>>
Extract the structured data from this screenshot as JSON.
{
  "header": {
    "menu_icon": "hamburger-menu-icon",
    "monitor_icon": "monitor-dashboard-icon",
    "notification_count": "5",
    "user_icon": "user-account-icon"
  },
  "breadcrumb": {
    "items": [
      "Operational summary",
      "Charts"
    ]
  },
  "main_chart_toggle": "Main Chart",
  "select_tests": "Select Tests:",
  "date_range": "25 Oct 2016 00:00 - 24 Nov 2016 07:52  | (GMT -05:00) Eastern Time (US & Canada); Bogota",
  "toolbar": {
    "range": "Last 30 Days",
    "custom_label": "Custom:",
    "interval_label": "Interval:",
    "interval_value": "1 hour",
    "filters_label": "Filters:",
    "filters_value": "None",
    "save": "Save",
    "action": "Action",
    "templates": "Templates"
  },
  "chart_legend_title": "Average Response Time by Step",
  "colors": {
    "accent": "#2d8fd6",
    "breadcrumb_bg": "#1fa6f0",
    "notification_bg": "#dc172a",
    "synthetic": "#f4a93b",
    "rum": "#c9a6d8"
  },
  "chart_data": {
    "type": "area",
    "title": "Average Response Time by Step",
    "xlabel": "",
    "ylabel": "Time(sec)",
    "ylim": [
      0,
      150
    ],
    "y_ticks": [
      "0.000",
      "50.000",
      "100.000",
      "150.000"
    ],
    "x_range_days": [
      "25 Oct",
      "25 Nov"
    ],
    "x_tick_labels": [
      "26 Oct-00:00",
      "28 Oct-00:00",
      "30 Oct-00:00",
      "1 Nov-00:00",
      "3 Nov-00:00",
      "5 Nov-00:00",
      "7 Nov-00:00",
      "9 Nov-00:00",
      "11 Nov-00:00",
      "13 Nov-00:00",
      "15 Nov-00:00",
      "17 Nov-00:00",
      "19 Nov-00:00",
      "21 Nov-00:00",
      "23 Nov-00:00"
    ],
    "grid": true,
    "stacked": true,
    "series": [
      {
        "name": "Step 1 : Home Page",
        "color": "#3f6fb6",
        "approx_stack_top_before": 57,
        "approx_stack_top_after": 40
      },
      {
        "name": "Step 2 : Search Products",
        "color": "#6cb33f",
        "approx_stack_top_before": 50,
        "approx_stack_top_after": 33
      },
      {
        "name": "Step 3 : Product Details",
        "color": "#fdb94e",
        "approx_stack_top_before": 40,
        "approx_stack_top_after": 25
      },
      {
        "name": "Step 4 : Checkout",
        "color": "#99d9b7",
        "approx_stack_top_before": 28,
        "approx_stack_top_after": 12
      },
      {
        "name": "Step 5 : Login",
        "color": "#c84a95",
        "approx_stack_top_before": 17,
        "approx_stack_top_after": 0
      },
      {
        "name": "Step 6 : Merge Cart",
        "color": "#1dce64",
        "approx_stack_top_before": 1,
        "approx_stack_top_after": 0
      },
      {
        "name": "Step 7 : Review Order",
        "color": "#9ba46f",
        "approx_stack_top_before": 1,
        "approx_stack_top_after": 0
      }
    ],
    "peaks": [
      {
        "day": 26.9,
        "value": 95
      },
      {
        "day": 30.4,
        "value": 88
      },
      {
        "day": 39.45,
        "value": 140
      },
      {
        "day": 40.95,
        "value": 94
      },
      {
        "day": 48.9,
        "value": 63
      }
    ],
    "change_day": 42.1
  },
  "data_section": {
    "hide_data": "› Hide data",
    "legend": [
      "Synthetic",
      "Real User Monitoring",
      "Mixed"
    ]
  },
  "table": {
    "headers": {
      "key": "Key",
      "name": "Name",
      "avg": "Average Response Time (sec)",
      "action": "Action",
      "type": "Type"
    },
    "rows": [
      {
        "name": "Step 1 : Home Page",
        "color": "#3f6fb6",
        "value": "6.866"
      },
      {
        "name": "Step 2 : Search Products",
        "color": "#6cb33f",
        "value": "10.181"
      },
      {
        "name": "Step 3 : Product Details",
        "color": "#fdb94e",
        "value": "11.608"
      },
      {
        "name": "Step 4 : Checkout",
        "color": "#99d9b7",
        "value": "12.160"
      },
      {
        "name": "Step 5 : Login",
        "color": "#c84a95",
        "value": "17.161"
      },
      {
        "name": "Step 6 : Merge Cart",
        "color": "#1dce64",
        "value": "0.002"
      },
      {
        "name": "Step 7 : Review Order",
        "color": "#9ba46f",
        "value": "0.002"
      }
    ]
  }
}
<<
Aim of the exercise: Type out the material again exactly as presented.

Task answer:
Extract the structured data from this screenshot as JSON.
{
  "header": {
    "menu_icon": "hamburger-menu-icon",
    "monitor_icon": "monitor-dashboard-icon",
    "notification_count": "5",
    "user_icon": "user-account-icon"
  },
  "breadcrumb": {
    "items": [
      "Operational summary",
      "Charts"
    ]
  },
  "main_chart_toggle": "Main Chart",
  "select_tests": "Select Tests:",
  "date_range": "25 Oct 2016 00:00 - 24 Nov 2016 07:52  | (GMT -05:00) Eastern Time (US & Canada); Bogota",
  "toolbar": {
    "range": "Last 30 Days",
    "custom_label": "Custom:",
    "interval_label": "Interval:",
    "interval_value": "1 hour",
    "filters_label": "Filters:",
    "filters_value": "None",
    "save": "Save",
    "action": "Action",
    "templates": "Templates"
  },
  "chart_legend_title": "Average Response Time by Step",
  "colors": {
    "accent": "#2d8fd6",
    "breadcrumb_bg": "#1fa6f0",
    "notification_bg": "#dc172a",
    "synthetic": "#f4a93b",
    "rum": "#c9a6d8"
  },
  "chart_data": {
    "type": "area",
    "title": "Average Response Time by Step",
    "xlabel": "",
    "ylabel": "Time(sec)",
    "ylim": [
      0,
      150
    ],
    "y_ticks": [
      "0.000",
      "50.000",
      "100.000",
      "150.000"
    ],
    "x_range_days": [
      "25 Oct",
      "25 Nov"
    ],
    "x_tick_labels": [
      "26 Oct-00:00",
      "28 Oct-00:00",
      "30 Oct-00:00",
      "1 Nov-00:00",
      "3 Nov-00:00",
      "5 Nov-00:00",
      "7 Nov-00:00",
      "9 Nov-00:00",
      "11 Nov-00:00",
      "13 Nov-00:00",
      "15 Nov-00:00",
      "17 Nov-00:00",
      "19 Nov-00:00",
      "21 Nov-00:00",
      "23 Nov-00:00"
    ],
    "grid": true,
    "stacked": true,
    "series": [
      {
        "name": "Step 1 : Home Page",
        "color": "#3f6fb6",
        "approx_stack_top_before": 57,
        "approx_stack_top_after": 40
      },
      {
        "name": "Step 2 : Search Products",
        "color": "#6cb33f",
        "approx_stack_top_before": 50,
        "approx_stack_top_after": 33
      },
      {
        "name": "Step 3 : Product Details",
        "color": "#fdb94e",
        "approx_stack_top_before": 40,
        "approx_stack_top_after": 25
      },
      {
        "name": "Step 4 : Checkout",
        "color": "#99d9b7",
        "approx_stack_top_before": 28,
        "approx_stack_top_after": 12
      },
      {
        "name": "Step 5 : Login",
        "color": "#c84a95",
        "approx_stack_top_before": 17,
        "approx_stack_top_after": 0
      },
      {
        "name": "Step 6 : Merge Cart",
        "color": "#1dce64",
        "approx_stack_top_before": 1,
        "approx_stack_top_after": 0
      },
      {
        "name": "Step 7 : Review Order",
        "color": "#9ba46f",
        "approx_stack_top_before": 1,
        "approx_stack_top_after": 0
      }
    ],
    "peaks": [
      {
        "day": 26.9,
        "value": 95
      },
      {
        "day": 30.4,
        "value": 88
      },
      {
        "day": 39.45,
        "value": 140
      },
      {
        "day": 40.95,
        "value": 94
      },
      {
        "day": 48.9,
        "value": 63
      }
    ],
    "change_day": 42.1
  },
  "data_section": {
    "hide_data": "› Hide data",
    "legend": [
      "Synthetic",
      "Real User Monitoring",
      "Mixed"
    ]
  },
  "table": {
    "headers": {
      "key": "Key",
      "name": "Name",
      "avg": "Average Response Time (sec)",
      "action": "Action",
      "type": "Type"
    },
    "rows": [
      {
        "name": "Step 1 : Home Page",
        "color": "#3f6fb6",
        "value": "6.866"
      },
      {
        "name": "Step 2 : Search Products",
        "color": "#6cb33f",
        "value": "10.181"
      },
      {
        "name": "Step 3 : Product Details",
        "color": "#fdb94e",
        "value": "11.608"
      },
      {
        "name": "Step 4 : Checkout",
        "color": "#99d9b7",
        "value": "12.160"
      },
      {
        "name": "Step 5 : Login",
        "color": "#c84a95",
        "value": "17.161"
      },
      {
        "name": "Step 6 : Merge Cart",
        "color": "#1dce64",
        "value": "0.002"
      },
      {
        "name": "Step 7 : Review Order",
        "color": "#9ba46f",
        "value": "0.002"
      }
    ]
  }
}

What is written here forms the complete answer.